Leave the pictures out and transcribe every record exactly.

> _ENTRIES_:
────

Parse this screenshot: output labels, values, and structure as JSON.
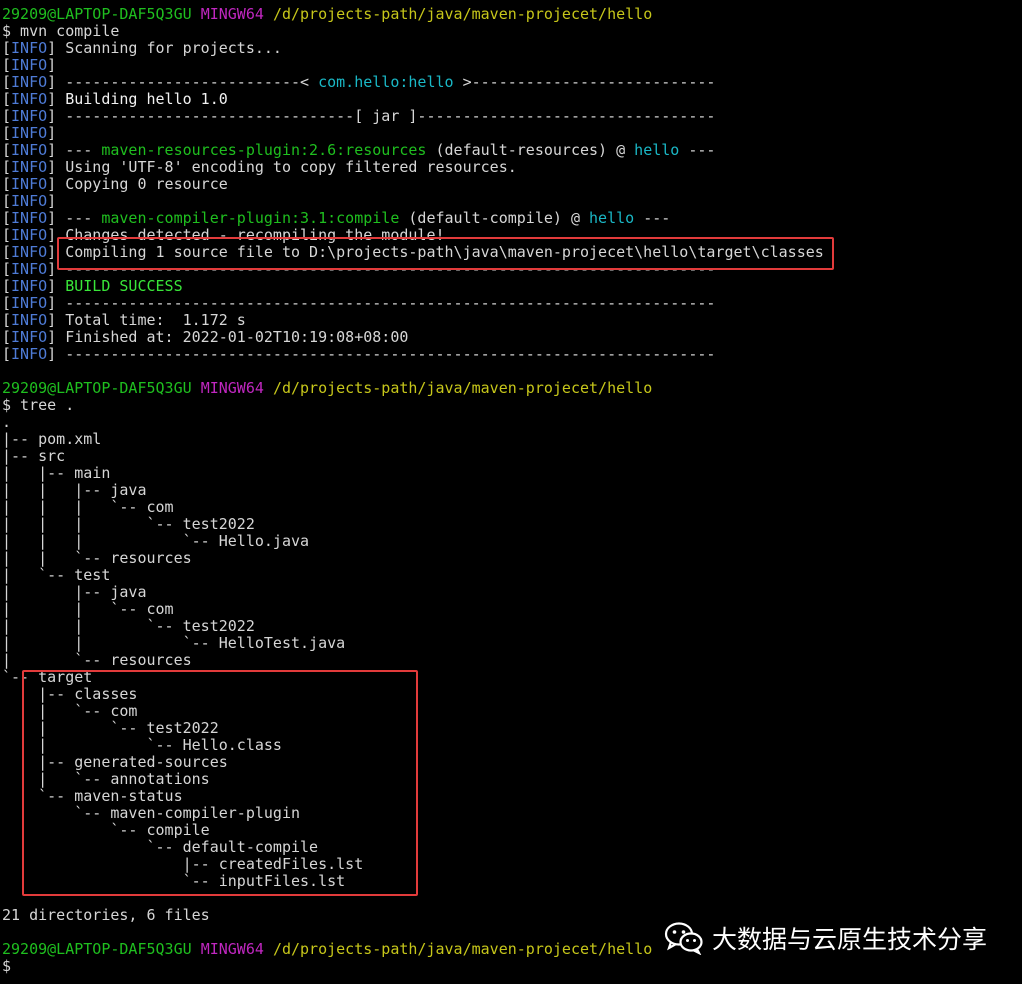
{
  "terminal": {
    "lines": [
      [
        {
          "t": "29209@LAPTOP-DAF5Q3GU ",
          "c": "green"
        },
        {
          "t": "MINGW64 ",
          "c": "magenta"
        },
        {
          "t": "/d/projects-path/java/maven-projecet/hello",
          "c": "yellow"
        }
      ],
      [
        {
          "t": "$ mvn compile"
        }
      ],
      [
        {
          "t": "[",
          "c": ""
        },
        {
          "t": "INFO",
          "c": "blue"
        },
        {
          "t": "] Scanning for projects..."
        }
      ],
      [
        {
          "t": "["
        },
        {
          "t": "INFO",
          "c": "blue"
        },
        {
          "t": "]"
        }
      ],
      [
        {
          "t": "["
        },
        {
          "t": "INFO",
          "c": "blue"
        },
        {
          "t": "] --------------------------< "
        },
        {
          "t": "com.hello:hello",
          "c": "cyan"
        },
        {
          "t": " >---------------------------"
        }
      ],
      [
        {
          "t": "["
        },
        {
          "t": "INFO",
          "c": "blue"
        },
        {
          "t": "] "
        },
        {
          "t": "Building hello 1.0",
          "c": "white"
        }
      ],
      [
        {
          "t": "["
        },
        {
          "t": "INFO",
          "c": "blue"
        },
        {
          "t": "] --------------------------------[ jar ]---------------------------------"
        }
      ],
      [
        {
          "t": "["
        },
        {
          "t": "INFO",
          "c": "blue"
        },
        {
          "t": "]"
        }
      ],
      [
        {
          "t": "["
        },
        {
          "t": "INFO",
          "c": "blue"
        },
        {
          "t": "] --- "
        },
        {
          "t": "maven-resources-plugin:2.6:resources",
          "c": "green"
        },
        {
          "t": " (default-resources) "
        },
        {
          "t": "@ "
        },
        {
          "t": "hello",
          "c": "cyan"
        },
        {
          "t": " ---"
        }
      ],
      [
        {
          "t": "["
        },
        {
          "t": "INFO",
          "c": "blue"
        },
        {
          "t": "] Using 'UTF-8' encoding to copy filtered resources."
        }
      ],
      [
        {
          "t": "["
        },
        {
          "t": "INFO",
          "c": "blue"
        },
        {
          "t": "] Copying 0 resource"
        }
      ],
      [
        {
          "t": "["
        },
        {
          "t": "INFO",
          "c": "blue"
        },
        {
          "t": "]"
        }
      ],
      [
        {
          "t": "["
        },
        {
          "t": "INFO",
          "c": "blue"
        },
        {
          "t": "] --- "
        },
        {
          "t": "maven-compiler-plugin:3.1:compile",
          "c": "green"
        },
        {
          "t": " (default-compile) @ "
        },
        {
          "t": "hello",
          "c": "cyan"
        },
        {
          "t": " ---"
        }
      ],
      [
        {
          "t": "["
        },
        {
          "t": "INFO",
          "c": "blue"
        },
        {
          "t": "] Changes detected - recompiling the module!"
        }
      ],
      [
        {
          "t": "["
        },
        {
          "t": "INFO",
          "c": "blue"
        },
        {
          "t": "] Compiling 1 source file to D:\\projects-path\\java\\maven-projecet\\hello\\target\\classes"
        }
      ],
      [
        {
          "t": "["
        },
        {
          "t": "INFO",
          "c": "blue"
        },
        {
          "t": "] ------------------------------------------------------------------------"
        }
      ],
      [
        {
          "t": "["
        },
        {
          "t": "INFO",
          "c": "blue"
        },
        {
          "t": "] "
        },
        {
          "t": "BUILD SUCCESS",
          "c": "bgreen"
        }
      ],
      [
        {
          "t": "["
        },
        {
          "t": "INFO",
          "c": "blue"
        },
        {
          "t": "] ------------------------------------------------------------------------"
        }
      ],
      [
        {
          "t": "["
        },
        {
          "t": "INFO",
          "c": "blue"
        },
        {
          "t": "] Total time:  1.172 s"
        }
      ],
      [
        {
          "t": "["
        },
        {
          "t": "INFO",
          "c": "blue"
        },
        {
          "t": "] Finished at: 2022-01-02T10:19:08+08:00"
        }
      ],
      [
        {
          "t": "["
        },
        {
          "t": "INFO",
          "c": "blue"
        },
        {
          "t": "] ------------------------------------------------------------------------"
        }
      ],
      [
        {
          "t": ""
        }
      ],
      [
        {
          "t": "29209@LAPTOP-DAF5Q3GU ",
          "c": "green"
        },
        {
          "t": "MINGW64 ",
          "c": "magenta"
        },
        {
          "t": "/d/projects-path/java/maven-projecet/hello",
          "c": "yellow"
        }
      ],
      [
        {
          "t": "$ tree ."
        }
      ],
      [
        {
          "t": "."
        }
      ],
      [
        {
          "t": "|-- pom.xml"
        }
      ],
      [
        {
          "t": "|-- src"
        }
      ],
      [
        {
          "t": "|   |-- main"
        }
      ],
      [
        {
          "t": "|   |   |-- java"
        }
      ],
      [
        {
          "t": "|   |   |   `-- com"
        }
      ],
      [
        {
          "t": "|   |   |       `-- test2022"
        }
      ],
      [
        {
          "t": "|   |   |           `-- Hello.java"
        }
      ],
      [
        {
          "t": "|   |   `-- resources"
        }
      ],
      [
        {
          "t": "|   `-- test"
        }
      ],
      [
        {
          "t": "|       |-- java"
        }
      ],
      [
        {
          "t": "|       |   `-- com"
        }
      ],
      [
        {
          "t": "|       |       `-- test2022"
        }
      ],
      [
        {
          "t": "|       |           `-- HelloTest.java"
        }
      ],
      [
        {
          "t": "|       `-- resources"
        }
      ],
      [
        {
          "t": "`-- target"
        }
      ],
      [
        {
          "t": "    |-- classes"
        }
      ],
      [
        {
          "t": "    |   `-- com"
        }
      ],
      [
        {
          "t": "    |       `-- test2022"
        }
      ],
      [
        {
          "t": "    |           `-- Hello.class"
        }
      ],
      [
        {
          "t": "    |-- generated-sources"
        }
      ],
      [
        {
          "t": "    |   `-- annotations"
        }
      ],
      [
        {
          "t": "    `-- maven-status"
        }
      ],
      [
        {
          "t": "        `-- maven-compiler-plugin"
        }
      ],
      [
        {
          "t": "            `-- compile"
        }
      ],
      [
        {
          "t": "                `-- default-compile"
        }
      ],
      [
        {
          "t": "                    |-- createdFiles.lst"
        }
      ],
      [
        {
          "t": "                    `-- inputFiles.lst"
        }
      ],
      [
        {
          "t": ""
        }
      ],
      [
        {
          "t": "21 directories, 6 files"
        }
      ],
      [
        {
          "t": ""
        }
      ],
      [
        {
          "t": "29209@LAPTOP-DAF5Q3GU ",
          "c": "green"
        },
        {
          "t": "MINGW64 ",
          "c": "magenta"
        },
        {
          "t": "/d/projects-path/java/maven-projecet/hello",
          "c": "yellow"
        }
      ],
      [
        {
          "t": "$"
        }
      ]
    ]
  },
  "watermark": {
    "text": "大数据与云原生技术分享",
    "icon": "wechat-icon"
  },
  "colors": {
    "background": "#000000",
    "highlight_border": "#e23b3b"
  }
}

────

> _WRITTEN REPLY_:
Parse this screenshot: output labels, values, and structure as JSON.
{
  "terminal": {
    "lines": [
      [
        {
          "t": "29209@LAPTOP-DAF5Q3GU ",
          "c": "green"
        },
        {
          "t": "MINGW64 ",
          "c": "magenta"
        },
        {
          "t": "/d/projects-path/java/maven-projecet/hello",
          "c": "yellow"
        }
      ],
      [
        {
          "t": "$ mvn compile"
        }
      ],
      [
        {
          "t": "[",
          "c": ""
        },
        {
          "t": "INFO",
          "c": "blue"
        },
        {
          "t": "] Scanning for projects..."
        }
      ],
      [
        {
          "t": "["
        },
        {
          "t": "INFO",
          "c": "blue"
        },
        {
          "t": "]"
        }
      ],
      [
        {
          "t": "["
        },
        {
          "t": "INFO",
          "c": "blue"
        },
        {
          "t": "] --------------------------< "
        },
        {
          "t": "com.hello:hello",
          "c": "cyan"
        },
        {
          "t": " >---------------------------"
        }
      ],
      [
        {
          "t": "["
        },
        {
          "t": "INFO",
          "c": "blue"
        },
        {
          "t": "] "
        },
        {
          "t": "Building hello 1.0",
          "c": "white"
        }
      ],
      [
        {
          "t": "["
        },
        {
          "t": "INFO",
          "c": "blue"
        },
        {
          "t": "] --------------------------------[ jar ]---------------------------------"
        }
      ],
      [
        {
          "t": "["
        },
        {
          "t": "INFO",
          "c": "blue"
        },
        {
          "t": "]"
        }
      ],
      [
        {
          "t": "["
        },
        {
          "t": "INFO",
          "c": "blue"
        },
        {
          "t": "] --- "
        },
        {
          "t": "maven-resources-plugin:2.6:resources",
          "c": "green"
        },
        {
          "t": " (default-resources) "
        },
        {
          "t": "@ "
        },
        {
          "t": "hello",
          "c": "cyan"
        },
        {
          "t": " ---"
        }
      ],
      [
        {
          "t": "["
        },
        {
          "t": "INFO",
          "c": "blue"
        },
        {
          "t": "] Using 'UTF-8' encoding to copy filtered resources."
        }
      ],
      [
        {
          "t": "["
        },
        {
          "t": "INFO",
          "c": "blue"
        },
        {
          "t": "] Copying 0 resource"
        }
      ],
      [
        {
          "t": "["
        },
        {
          "t": "INFO",
          "c": "blue"
        },
        {
          "t": "]"
        }
      ],
      [
        {
          "t": "["
        },
        {
          "t": "INFO",
          "c": "blue"
        },
        {
          "t": "] --- "
        },
        {
          "t": "maven-compiler-plugin:3.1:compile",
          "c": "green"
        },
        {
          "t": " (default-compile) @ "
        },
        {
          "t": "hello",
          "c": "cyan"
        },
        {
          "t": " ---"
        }
      ],
      [
        {
          "t": "["
        },
        {
          "t": "INFO",
          "c": "blue"
        },
        {
          "t": "] Changes detected - recompiling the module!"
        }
      ],
      [
        {
          "t": "["
        },
        {
          "t": "INFO",
          "c": "blue"
        },
        {
          "t": "] Compiling 1 source file to D:\\projects-path\\java\\maven-projecet\\hello\\target\\classes"
        }
      ],
      [
        {
          "t": "["
        },
        {
          "t": "INFO",
          "c": "blue"
        },
        {
          "t": "] ------------------------------------------------------------------------"
        }
      ],
      [
        {
          "t": "["
        },
        {
          "t": "INFO",
          "c": "blue"
        },
        {
          "t": "] "
        },
        {
          "t": "BUILD SUCCESS",
          "c": "bgreen"
        }
      ],
      [
        {
          "t": "["
        },
        {
          "t": "INFO",
          "c": "blue"
        },
        {
          "t": "] ------------------------------------------------------------------------"
        }
      ],
      [
        {
          "t": "["
        },
        {
          "t": "INFO",
          "c": "blue"
        },
        {
          "t": "] Total time:  1.172 s"
        }
      ],
      [
        {
          "t": "["
        },
        {
          "t": "INFO",
          "c": "blue"
        },
        {
          "t": "] Finished at: 2022-01-02T10:19:08+08:00"
        }
      ],
      [
        {
          "t": "["
        },
        {
          "t": "INFO",
          "c": "blue"
        },
        {
          "t": "] ------------------------------------------------------------------------"
        }
      ],
      [
        {
          "t": ""
        }
      ],
      [
        {
          "t": "29209@LAPTOP-DAF5Q3GU ",
          "c": "green"
        },
        {
          "t": "MINGW64 ",
          "c": "magenta"
        },
        {
          "t": "/d/projects-path/java/maven-projecet/hello",
          "c": "yellow"
        }
      ],
      [
        {
          "t": "$ tree ."
        }
      ],
      [
        {
          "t": "."
        }
      ],
      [
        {
          "t": "|-- pom.xml"
        }
      ],
      [
        {
          "t": "|-- src"
        }
      ],
      [
        {
          "t": "|   |-- main"
        }
      ],
      [
        {
          "t": "|   |   |-- java"
        }
      ],
      [
        {
          "t": "|   |   |   `-- com"
        }
      ],
      [
        {
          "t": "|   |   |       `-- test2022"
        }
      ],
      [
        {
          "t": "|   |   |           `-- Hello.java"
        }
      ],
      [
        {
          "t": "|   |   `-- resources"
        }
      ],
      [
        {
          "t": "|   `-- test"
        }
      ],
      [
        {
          "t": "|       |-- java"
        }
      ],
      [
        {
          "t": "|       |   `-- com"
        }
      ],
      [
        {
          "t": "|       |       `-- test2022"
        }
      ],
      [
        {
          "t": "|       |           `-- HelloTest.java"
        }
      ],
      [
        {
          "t": "|       `-- resources"
        }
      ],
      [
        {
          "t": "`-- target"
        }
      ],
      [
        {
          "t": "    |-- classes"
        }
      ],
      [
        {
          "t": "    |   `-- com"
        }
      ],
      [
        {
          "t": "    |       `-- test2022"
        }
      ],
      [
        {
          "t": "    |           `-- Hello.class"
        }
      ],
      [
        {
          "t": "    |-- generated-sources"
        }
      ],
      [
        {
          "t": "    |   `-- annotations"
        }
      ],
      [
        {
          "t": "    `-- maven-status"
        }
      ],
      [
        {
          "t": "        `-- maven-compiler-plugin"
        }
      ],
      [
        {
          "t": "            `-- compile"
        }
      ],
      [
        {
          "t": "                `-- default-compile"
        }
      ],
      [
        {
          "t": "                    |-- createdFiles.lst"
        }
      ],
      [
        {
          "t": "                    `-- inputFiles.lst"
        }
      ],
      [
        {
          "t": ""
        }
      ],
      [
        {
          "t": "21 directories, 6 files"
        }
      ],
      [
        {
          "t": ""
        }
      ],
      [
        {
          "t": "29209@LAPTOP-DAF5Q3GU ",
          "c": "green"
        },
        {
          "t": "MINGW64 ",
          "c": "magenta"
        },
        {
          "t": "/d/projects-path/java/maven-projecet/hello",
          "c": "yellow"
        }
      ],
      [
        {
          "t": "$"
        }
      ]
    ]
  },
  "watermark": {
    "text": "大数据与云原生技术分享",
    "icon": "wechat-icon"
  },
  "colors": {
    "background": "#000000",
    "highlight_border": "#e23b3b"
  }
}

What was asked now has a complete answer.